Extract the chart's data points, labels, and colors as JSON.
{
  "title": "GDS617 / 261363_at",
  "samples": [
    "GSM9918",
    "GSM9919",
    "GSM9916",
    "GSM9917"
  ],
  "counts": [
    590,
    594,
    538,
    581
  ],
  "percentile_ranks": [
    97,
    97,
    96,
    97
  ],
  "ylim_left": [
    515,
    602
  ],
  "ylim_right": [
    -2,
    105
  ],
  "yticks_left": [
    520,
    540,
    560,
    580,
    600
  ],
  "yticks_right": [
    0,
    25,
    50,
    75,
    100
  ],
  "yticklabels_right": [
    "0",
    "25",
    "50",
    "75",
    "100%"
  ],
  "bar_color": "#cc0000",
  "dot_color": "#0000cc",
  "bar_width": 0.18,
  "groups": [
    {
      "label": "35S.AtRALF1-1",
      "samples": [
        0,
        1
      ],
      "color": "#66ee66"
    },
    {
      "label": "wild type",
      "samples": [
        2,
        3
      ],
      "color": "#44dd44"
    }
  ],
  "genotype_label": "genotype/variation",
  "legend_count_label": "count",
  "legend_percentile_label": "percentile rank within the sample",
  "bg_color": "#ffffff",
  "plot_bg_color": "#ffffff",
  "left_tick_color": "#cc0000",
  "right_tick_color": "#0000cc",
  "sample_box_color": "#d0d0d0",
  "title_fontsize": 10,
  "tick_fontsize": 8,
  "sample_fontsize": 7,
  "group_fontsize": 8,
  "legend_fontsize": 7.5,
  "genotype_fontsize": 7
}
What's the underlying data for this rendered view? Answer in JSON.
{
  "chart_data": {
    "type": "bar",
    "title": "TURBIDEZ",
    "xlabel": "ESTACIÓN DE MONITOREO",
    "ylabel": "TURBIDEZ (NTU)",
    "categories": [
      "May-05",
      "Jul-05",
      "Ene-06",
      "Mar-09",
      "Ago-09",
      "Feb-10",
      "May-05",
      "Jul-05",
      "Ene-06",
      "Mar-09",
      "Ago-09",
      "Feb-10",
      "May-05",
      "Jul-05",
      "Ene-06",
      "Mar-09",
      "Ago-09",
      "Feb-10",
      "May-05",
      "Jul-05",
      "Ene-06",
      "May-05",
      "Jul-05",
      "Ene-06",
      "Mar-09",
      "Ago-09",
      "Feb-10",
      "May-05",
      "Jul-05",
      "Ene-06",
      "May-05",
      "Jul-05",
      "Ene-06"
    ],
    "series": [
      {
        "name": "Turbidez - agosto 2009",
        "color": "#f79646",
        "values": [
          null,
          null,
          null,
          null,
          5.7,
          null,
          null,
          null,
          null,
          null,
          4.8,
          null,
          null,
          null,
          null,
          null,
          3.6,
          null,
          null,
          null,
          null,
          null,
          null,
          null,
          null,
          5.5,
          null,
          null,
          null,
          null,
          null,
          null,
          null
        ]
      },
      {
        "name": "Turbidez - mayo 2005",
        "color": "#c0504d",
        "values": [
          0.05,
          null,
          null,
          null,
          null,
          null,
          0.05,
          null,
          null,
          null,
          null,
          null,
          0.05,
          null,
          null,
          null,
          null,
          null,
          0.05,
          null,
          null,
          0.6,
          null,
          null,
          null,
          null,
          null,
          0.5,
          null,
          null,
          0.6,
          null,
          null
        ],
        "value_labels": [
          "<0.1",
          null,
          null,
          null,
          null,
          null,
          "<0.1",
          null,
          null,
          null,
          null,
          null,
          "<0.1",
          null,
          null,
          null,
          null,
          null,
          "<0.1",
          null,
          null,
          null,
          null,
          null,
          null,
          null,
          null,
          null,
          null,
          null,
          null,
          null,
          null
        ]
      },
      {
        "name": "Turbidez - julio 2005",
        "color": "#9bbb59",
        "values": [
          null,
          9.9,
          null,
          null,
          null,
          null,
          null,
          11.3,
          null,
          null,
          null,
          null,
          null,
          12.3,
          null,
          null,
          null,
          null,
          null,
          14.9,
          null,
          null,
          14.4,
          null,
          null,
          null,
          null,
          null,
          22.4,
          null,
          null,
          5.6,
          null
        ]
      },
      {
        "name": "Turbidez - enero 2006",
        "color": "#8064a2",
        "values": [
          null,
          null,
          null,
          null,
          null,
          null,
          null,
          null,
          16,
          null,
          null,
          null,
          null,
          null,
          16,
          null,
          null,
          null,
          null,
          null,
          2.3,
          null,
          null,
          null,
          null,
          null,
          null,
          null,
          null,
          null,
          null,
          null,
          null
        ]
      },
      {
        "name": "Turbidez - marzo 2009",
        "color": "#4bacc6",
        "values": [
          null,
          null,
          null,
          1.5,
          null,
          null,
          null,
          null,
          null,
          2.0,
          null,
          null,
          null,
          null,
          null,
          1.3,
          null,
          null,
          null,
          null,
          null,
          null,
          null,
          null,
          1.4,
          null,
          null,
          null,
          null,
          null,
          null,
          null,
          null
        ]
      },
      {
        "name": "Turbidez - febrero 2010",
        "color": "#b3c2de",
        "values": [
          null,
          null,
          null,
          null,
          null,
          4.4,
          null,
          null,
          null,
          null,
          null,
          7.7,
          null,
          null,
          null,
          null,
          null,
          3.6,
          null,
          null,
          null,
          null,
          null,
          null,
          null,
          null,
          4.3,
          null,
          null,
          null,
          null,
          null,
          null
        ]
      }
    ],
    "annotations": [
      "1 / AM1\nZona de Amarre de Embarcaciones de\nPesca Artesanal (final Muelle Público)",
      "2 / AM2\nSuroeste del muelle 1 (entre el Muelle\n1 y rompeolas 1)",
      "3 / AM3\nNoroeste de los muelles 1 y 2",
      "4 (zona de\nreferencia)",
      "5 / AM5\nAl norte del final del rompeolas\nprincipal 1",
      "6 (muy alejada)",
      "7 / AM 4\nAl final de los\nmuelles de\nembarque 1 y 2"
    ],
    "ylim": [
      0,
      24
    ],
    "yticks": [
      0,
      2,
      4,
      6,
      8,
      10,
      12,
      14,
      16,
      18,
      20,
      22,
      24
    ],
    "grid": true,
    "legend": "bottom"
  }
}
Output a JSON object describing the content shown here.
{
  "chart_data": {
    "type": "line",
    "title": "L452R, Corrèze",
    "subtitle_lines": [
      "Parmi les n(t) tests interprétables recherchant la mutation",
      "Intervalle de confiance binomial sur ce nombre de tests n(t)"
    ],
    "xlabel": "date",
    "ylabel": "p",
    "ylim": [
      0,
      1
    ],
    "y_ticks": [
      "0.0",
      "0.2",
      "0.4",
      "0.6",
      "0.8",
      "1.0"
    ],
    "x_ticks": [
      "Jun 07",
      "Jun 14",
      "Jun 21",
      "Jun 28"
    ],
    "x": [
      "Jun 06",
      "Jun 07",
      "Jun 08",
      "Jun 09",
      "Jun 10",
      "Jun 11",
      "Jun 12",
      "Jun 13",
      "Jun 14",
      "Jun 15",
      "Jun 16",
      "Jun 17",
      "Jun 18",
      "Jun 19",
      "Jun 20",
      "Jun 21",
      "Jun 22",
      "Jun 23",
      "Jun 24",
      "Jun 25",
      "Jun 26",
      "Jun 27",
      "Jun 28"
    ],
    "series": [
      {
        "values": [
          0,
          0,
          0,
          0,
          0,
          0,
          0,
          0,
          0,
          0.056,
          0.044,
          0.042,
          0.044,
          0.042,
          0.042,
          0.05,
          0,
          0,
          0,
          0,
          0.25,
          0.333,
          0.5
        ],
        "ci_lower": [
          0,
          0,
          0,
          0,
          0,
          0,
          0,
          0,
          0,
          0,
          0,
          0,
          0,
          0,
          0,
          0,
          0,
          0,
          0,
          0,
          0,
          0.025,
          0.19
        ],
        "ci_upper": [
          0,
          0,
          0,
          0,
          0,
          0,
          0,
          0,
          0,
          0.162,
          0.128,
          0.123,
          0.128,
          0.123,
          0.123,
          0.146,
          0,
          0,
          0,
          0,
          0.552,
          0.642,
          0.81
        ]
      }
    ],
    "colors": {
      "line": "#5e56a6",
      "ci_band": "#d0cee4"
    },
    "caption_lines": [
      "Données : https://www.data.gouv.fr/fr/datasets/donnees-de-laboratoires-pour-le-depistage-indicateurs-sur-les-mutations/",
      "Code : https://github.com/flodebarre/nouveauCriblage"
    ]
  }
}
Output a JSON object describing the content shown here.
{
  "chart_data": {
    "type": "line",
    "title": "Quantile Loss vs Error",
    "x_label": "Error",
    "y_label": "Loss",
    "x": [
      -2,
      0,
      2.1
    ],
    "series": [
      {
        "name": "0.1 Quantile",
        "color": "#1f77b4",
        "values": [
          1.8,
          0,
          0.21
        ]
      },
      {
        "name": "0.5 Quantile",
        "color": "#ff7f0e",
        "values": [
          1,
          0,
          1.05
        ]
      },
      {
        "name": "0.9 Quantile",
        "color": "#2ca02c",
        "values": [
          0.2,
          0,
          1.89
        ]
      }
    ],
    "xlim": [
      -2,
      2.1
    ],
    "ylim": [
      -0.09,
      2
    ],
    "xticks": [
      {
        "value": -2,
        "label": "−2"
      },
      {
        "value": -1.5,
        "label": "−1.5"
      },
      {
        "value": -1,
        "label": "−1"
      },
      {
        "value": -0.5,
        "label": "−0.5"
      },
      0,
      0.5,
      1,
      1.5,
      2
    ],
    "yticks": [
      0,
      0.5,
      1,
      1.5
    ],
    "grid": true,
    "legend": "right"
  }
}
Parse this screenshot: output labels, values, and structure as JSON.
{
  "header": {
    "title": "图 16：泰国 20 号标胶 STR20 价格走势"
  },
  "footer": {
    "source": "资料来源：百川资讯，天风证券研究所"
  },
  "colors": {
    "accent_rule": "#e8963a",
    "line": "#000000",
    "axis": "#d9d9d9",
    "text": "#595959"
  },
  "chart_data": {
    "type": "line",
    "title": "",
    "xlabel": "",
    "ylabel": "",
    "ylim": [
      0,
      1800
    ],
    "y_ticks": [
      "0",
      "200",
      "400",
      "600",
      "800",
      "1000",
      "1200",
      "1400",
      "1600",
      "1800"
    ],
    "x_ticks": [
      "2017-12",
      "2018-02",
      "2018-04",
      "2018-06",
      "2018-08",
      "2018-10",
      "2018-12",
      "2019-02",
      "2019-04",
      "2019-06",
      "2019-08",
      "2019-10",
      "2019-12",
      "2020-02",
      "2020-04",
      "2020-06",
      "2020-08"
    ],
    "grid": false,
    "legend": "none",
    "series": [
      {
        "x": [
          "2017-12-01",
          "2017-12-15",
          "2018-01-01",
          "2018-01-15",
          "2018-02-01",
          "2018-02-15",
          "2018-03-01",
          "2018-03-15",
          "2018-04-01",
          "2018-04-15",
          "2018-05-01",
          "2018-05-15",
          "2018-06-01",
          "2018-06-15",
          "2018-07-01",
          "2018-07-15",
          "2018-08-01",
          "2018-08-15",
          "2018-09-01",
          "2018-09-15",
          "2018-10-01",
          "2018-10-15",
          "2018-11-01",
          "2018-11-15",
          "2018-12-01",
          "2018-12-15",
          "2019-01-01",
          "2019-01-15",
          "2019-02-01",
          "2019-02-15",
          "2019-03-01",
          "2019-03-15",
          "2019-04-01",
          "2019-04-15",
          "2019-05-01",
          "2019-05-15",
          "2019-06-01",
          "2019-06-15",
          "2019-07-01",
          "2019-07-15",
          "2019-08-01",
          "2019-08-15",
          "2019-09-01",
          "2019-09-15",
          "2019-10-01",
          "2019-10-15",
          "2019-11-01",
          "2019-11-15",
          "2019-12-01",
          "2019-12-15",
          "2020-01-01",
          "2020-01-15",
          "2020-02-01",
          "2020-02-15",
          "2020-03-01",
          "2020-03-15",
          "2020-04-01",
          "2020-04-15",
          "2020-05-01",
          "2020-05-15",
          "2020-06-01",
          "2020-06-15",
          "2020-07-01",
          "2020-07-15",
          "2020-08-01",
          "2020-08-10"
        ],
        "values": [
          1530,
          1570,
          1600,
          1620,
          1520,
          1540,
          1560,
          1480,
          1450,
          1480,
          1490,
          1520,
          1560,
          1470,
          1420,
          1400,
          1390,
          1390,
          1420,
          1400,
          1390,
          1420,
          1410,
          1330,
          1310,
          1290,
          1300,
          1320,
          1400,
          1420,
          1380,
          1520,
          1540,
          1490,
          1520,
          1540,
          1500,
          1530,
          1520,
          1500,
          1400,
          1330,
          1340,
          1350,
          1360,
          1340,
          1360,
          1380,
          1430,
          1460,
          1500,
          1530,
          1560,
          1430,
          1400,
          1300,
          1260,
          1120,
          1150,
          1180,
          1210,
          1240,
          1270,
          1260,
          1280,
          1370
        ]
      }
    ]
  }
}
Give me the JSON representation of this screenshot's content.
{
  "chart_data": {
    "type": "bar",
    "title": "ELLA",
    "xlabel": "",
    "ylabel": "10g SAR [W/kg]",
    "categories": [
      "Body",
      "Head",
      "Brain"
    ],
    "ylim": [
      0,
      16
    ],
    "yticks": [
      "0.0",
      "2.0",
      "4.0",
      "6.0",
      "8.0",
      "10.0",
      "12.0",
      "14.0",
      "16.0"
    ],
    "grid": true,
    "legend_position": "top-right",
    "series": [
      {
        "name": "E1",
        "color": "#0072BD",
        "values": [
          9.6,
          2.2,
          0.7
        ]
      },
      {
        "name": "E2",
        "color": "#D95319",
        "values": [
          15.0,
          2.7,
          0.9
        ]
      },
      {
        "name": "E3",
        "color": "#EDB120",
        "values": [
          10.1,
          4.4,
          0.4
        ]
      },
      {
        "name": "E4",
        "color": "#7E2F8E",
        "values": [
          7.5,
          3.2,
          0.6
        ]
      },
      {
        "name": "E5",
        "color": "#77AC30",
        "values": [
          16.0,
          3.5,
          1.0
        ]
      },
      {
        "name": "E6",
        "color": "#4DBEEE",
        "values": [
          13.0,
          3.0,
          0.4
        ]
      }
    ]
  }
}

WHAT THE EXERCISE ASKS
Return all lines containing the word "this".

TASK ANSWER
What's the underlying data for this rendered view? Answer in JSON.
Parse this screenshot: output labels, values, and structure as JSON.
Give me the JSON representation of this screenshot's content.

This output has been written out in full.